▶ Given task: Each line containing the word "실거래가" needs to be copied.

** Start Available records **

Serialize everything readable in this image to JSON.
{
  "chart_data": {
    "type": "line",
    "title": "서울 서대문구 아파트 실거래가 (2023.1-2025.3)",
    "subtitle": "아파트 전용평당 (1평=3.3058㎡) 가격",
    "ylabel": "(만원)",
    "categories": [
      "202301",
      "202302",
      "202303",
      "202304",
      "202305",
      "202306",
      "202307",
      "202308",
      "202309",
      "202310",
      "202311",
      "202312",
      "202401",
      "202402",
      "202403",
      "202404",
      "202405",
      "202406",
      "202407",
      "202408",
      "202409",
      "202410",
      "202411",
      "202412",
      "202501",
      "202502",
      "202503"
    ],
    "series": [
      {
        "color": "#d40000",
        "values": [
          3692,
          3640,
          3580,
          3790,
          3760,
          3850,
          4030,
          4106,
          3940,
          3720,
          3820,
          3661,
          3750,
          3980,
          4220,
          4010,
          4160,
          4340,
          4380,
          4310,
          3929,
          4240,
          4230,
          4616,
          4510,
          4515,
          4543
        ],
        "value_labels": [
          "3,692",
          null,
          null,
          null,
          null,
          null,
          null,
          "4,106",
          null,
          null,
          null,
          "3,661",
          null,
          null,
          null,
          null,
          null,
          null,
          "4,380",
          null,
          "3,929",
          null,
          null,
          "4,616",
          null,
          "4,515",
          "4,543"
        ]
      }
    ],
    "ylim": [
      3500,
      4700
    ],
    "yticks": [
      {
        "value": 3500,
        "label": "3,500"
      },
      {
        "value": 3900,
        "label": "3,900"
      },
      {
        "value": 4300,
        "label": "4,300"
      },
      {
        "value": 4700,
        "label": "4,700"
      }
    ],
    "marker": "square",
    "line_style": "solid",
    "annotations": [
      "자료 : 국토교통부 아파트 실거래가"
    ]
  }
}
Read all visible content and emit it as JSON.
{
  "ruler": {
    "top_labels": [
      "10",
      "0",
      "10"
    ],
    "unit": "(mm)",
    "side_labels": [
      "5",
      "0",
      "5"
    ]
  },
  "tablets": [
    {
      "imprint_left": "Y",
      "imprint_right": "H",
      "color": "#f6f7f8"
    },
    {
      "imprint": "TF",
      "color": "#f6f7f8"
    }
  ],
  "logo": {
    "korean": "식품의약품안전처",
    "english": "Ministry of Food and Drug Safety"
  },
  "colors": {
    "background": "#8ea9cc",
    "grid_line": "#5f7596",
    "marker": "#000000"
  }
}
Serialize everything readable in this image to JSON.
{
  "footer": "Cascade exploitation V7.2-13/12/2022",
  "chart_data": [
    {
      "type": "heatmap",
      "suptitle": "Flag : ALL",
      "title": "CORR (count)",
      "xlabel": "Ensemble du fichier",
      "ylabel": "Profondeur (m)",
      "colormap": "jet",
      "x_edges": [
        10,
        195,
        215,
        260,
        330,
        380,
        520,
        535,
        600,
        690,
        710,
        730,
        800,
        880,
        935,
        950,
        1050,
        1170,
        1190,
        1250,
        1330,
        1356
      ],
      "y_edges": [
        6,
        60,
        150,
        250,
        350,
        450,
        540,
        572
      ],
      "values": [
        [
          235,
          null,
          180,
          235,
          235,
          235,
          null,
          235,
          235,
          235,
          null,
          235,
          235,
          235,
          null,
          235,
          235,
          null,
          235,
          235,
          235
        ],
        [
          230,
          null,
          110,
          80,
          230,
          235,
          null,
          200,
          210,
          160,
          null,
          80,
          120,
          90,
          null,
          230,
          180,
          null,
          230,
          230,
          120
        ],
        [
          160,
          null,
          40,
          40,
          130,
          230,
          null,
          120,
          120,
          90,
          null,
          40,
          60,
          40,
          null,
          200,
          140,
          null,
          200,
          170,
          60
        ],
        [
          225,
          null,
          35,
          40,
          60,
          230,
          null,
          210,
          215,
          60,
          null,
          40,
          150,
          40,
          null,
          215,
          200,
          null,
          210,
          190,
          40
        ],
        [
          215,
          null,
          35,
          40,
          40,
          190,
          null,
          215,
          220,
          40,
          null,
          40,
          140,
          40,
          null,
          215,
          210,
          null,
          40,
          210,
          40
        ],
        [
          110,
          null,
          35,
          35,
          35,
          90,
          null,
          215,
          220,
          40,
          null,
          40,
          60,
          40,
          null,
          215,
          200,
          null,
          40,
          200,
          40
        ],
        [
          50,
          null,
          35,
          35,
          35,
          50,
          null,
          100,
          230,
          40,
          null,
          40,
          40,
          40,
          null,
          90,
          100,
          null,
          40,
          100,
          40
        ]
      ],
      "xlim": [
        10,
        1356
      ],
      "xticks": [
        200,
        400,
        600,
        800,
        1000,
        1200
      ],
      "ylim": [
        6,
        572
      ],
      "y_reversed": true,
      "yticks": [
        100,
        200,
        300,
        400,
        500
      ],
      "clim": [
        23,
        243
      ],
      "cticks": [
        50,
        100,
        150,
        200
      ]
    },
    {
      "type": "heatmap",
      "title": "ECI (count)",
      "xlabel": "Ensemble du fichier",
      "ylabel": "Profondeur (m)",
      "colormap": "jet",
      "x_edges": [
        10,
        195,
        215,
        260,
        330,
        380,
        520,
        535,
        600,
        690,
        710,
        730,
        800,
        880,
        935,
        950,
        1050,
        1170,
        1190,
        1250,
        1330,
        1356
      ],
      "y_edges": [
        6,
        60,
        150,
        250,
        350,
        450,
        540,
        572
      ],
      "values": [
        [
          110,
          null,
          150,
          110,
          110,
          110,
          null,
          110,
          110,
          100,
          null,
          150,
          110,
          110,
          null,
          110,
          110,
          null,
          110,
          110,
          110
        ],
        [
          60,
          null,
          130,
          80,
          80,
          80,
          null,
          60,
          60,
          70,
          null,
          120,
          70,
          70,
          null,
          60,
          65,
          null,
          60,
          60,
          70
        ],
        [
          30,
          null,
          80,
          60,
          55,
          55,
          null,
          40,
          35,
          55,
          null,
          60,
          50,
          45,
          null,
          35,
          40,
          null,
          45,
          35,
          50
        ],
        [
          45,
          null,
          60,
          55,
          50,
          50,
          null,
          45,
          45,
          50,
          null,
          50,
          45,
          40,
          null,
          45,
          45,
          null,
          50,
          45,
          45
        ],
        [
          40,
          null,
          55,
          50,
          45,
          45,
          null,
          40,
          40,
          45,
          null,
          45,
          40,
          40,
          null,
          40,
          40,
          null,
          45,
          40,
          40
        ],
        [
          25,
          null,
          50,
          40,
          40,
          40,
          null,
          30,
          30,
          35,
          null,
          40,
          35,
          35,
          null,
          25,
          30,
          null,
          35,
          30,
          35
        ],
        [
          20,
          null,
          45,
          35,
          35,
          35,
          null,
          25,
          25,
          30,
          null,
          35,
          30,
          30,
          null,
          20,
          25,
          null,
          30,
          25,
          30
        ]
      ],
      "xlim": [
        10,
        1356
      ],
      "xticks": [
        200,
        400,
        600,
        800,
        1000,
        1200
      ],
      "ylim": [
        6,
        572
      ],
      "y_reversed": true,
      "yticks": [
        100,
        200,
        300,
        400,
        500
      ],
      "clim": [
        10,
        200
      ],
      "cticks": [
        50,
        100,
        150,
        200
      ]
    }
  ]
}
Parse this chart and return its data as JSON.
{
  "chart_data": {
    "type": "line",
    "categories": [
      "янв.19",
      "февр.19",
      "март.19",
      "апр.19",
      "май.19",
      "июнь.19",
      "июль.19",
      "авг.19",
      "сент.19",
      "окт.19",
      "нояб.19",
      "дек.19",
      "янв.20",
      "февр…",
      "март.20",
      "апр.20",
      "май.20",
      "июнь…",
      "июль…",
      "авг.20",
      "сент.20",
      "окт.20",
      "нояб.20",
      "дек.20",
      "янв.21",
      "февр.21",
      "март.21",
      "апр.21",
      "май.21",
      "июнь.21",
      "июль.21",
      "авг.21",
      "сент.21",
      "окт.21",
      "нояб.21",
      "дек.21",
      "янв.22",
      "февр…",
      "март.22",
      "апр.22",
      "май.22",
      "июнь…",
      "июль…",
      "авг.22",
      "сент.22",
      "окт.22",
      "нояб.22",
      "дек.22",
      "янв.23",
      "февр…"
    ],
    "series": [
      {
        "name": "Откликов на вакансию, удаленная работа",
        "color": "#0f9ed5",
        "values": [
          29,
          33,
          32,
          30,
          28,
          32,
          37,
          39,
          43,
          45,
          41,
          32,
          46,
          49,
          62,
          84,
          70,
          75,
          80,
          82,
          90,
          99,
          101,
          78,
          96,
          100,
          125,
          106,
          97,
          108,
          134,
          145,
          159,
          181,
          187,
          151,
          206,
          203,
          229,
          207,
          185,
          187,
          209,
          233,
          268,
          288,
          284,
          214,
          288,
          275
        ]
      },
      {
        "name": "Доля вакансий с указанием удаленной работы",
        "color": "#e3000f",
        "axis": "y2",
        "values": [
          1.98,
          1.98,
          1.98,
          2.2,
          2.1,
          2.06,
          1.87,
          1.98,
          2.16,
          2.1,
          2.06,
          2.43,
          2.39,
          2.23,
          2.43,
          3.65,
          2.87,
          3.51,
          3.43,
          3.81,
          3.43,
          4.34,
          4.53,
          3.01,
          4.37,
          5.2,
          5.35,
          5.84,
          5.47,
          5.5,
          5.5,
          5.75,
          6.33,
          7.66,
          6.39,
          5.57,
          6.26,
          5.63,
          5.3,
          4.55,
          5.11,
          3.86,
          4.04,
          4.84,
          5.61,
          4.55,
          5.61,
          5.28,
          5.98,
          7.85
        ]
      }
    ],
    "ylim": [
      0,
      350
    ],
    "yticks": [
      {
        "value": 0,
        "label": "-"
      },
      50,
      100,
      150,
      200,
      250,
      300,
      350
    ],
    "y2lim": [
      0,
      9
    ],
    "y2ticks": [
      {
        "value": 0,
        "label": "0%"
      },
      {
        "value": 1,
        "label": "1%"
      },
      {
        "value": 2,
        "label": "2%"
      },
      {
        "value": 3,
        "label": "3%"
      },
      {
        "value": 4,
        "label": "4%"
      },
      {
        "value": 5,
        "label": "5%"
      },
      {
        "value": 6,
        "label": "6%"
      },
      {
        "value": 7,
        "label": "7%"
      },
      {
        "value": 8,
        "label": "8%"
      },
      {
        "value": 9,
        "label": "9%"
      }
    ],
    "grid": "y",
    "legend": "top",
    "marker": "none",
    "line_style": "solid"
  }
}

** End Available records **

▶ Full solution:
    "title": "서울 서대문구 아파트 실거래가 (2023.1-2025.3)",
      "자료 : 국토교통부 아파트 실거래가"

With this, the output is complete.